**WRITTEN TASK 1:** In the Django introduction post, reproduce the passage that begins at the words "Later from early" and stops after "django-devel list (http://is.gd/obr2)". Replace "django-devel list" with "django-developers list".
**WRITTEN TASK 2:** Copy the lines of the records verbatim, starting at the line that has "618, 839, 642]" and stopping after the line that has "360, 710, 388]".

— Start TEXT —

2009-03-20 Thread Madhusudan C.S
Hi all,
   This is an introduction about myself. Since Jacob said,
"And if we don't know them at all, it's hard to trust they'll
get things done." I am writing my involvement in Django and
other FOSS communities in general here to let you all know
something about me. Hope this helps you people to tell me
what I need to learn and how to go about the idea I am
interested in.

I have been interested in contributing to Django even before
GSoC ever flashed to me. In January or so, I badly felt the
need for Multiple Primary Key support (Ticket #373) and
pinged David Crammer about it on #django-dev, since he had
done some work on it. Back then I started to read the Django
ORM code, but could not write any code after that. Thanks to
University coursework :(

Later from early March I have been trying to contribute
something to Django. (I am free from then and will be
mostly free henceforth and totally free in Summer without
any other commitments.) I have had some discussions about
fixing ticket #8161 on django-devel list (http://is.gd/obr2)

— End TEXT —
— Start DATA ROWS —

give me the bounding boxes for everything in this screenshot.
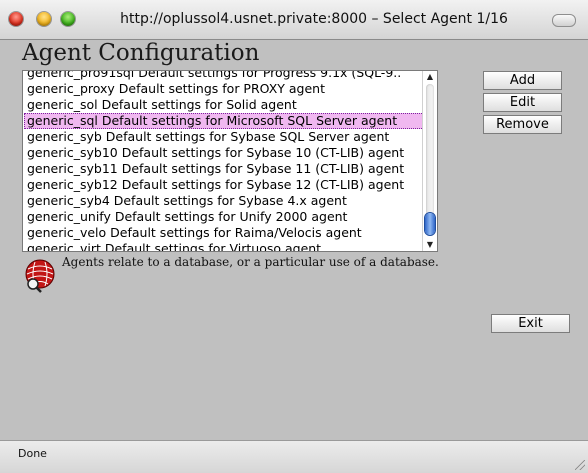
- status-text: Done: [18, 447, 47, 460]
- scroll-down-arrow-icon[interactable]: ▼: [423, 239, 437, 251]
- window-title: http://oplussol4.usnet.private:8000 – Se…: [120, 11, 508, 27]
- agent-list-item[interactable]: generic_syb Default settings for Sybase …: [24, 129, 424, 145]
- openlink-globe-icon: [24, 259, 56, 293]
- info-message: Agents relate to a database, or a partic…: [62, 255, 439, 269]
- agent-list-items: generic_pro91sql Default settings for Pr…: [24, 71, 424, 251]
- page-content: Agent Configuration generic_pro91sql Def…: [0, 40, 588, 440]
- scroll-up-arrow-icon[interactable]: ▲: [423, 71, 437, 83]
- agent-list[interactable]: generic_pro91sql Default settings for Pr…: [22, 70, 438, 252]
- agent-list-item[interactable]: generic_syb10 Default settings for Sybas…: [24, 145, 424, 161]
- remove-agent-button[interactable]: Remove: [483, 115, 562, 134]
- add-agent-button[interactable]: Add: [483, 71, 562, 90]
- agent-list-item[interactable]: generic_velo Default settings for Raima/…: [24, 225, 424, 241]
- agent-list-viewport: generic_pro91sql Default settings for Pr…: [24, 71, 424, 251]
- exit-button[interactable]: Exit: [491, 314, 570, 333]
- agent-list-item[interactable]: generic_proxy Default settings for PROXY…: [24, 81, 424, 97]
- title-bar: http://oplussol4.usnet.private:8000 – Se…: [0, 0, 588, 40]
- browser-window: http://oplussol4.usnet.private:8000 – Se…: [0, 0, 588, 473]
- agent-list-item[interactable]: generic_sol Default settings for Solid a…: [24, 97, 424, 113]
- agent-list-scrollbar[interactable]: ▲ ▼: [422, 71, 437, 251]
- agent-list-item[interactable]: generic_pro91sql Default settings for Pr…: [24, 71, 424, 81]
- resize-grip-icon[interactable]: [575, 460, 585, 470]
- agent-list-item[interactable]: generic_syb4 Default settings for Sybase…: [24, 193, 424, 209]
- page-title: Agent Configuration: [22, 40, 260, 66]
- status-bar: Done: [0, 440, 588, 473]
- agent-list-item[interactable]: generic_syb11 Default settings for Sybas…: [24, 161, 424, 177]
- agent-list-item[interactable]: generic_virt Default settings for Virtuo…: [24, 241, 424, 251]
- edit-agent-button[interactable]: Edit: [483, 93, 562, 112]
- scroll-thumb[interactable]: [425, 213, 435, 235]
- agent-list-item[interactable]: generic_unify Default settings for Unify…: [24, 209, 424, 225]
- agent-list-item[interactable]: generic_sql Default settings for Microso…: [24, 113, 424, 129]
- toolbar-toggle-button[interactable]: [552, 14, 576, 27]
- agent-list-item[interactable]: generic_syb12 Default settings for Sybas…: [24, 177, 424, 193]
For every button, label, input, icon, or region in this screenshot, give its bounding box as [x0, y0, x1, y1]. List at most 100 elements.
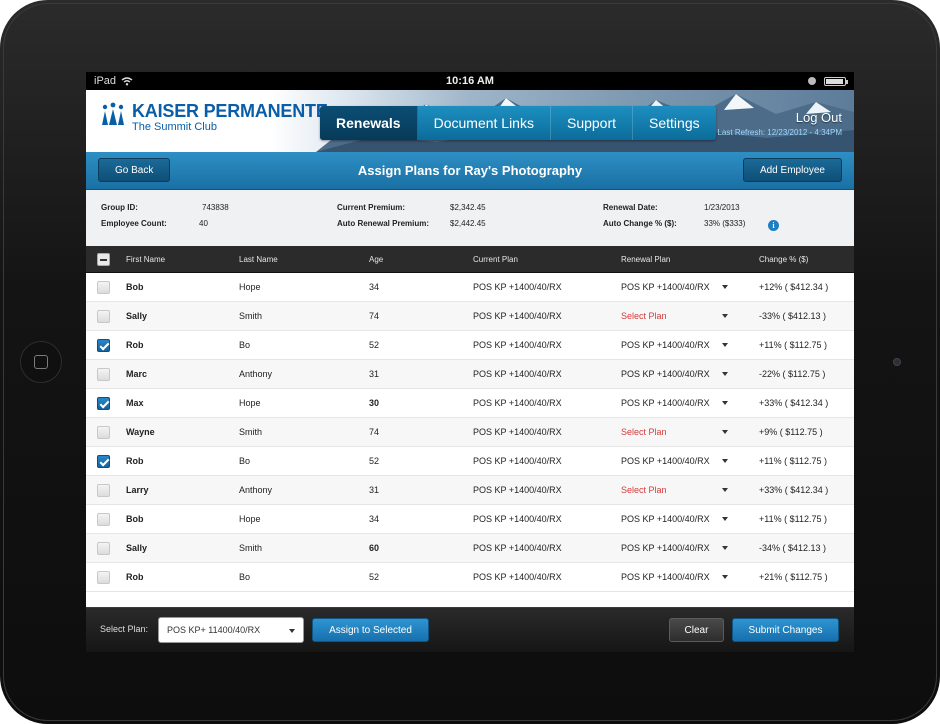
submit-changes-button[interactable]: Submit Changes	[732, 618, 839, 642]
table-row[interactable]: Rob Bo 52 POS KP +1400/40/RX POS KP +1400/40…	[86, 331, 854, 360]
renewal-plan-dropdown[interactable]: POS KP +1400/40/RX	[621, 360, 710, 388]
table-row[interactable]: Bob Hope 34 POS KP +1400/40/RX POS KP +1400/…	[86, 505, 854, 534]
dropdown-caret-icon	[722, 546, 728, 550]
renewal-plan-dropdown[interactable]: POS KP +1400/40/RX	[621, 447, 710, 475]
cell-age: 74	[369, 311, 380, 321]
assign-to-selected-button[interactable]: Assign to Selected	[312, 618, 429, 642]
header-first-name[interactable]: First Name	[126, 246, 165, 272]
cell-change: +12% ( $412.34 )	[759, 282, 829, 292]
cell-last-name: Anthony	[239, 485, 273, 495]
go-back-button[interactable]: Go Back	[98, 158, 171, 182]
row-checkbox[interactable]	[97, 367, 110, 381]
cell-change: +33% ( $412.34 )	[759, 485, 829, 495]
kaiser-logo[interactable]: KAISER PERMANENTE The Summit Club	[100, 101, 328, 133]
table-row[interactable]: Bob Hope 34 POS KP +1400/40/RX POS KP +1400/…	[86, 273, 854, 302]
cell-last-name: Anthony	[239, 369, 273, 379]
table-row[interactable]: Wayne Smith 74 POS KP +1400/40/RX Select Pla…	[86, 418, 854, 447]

— End DATA ROWS —

**COMPLETE OUTPUT 1:**
Later from early March I have been trying to contribute
something to Django. (I am free from then and will be
mostly free henceforth and totally free in Summer without
any other commitments.) I have had some discussions about
fixing ticket #8161 on django-developers list (http://is.gd/obr2)

**COMPLETE OUTPUT 2:**
submit-changes-button[interactable]: Submit Changes	[732, 618, 839, 642]
table-row[interactable]: Rob Bo 52 POS KP +1400/40/RX POS KP +1400/40…	[86, 331, 854, 360]
renewal-plan-dropdown[interactable]: POS KP +1400/40/RX	[621, 360, 710, 388]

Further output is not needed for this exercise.